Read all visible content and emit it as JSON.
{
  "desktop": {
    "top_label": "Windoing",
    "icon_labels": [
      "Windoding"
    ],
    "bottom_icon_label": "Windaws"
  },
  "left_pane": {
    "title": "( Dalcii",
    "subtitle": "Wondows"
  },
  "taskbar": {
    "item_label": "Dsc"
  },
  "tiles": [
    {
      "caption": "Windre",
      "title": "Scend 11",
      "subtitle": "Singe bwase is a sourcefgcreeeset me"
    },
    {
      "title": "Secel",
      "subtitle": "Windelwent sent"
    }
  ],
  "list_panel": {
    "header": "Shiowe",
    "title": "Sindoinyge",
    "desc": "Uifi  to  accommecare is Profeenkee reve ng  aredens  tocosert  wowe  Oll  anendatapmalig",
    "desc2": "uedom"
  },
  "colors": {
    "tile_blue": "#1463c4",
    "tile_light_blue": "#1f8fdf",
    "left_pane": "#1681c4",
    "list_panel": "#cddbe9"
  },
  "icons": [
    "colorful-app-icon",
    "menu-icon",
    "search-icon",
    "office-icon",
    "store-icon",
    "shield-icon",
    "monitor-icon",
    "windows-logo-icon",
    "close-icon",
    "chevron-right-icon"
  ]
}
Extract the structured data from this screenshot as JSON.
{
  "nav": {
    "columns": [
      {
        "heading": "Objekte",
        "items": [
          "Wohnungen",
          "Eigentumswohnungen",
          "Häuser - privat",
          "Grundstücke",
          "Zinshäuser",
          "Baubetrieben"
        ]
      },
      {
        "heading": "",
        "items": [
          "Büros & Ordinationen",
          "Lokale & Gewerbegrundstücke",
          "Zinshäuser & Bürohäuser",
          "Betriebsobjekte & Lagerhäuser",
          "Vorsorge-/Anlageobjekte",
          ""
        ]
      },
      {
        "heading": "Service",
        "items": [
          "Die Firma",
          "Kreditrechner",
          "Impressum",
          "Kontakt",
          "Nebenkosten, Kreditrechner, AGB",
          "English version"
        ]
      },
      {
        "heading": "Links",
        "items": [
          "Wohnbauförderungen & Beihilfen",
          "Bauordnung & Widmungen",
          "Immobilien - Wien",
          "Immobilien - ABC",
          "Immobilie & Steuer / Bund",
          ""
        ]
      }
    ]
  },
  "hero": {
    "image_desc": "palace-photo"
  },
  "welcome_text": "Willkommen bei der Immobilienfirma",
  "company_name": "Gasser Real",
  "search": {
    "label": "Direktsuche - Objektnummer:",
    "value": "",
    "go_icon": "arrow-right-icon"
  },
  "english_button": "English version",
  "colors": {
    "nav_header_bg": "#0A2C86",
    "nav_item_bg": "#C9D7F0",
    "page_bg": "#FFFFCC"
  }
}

====================

TASK STATEMENT →
Each line of the material above must be retyped precisely.

RESULT →
Read all visible content and emit it as JSON.
{
  "desktop": {
    "top_label": "Windoing",
    "icon_labels": [
      "Windoding"
    ],
    "bottom_icon_label": "Windaws"
  },
  "left_pane": {
    "title": "( Dalcii",
    "subtitle": "Wondows"
  },
  "taskbar": {
    "item_label": "Dsc"
  },
  "tiles": [
    {
      "caption": "Windre",
      "title": "Scend 11",
      "subtitle": "Singe bwase is a sourcefgcreeeset me"
    },
    {
      "title": "Secel",
      "subtitle": "Windelwent sent"
    }
  ],
  "list_panel": {
    "header": "Shiowe",
    "title": "Sindoinyge",
    "desc": "Uifi  to  accommecare is Profeenkee reve ng  aredens  tocosert  wowe  Oll  anendatapmalig",
    "desc2": "uedom"
  },
  "colors": {
    "tile_blue": "#1463c4",
    "tile_light_blue": "#1f8fdf",
    "left_pane": "#1681c4",
    "list_panel": "#cddbe9"
  },
  "icons": [
    "colorful-app-icon",
    "menu-icon",
    "search-icon",
    "office-icon",
    "store-icon",
    "shield-icon",
    "monitor-icon",
    "windows-logo-icon",
    "close-icon",
    "chevron-right-icon"
  ]
}
Extract the structured data from this screenshot as JSON.
{
  "nav": {
    "columns": [
      {
        "heading": "Objekte",
        "items": [
          "Wohnungen",
          "Eigentumswohnungen",
          "Häuser - privat",
          "Grundstücke",
          "Zinshäuser",
          "Baubetrieben"
        ]
      },
      {
        "heading": "",
        "items": [
          "Büros & Ordinationen",
          "Lokale & Gewerbegrundstücke",
          "Zinshäuser & Bürohäuser",
          "Betriebsobjekte & Lagerhäuser",
          "Vorsorge-/Anlageobjekte",
          ""
        ]
      },
      {
        "heading": "Service",
        "items": [
          "Die Firma",
          "Kreditrechner",
          "Impressum",
          "Kontakt",
          "Nebenkosten, Kreditrechner, AGB",
          "English version"
        ]
      },
      {
        "heading": "Links",
        "items": [
          "Wohnbauförderungen & Beihilfen",
          "Bauordnung & Widmungen",
          "Immobilien - Wien",
          "Immobilien - ABC",
          "Immobilie & Steuer / Bund",
          ""
        ]
      }
    ]
  },
  "hero": {
    "image_desc": "palace-photo"
  },
  "welcome_text": "Willkommen bei der Immobilienfirma",
  "company_name": "Gasser Real",
  "search": {
    "label": "Direktsuche - Objektnummer:",
    "value": "",
    "go_icon": "arrow-right-icon"
  },
  "english_button": "English version",
  "colors": {
    "nav_header_bg": "#0A2C86",
    "nav_item_bg": "#C9D7F0",
    "page_bg": "#FFFFCC"
  }
}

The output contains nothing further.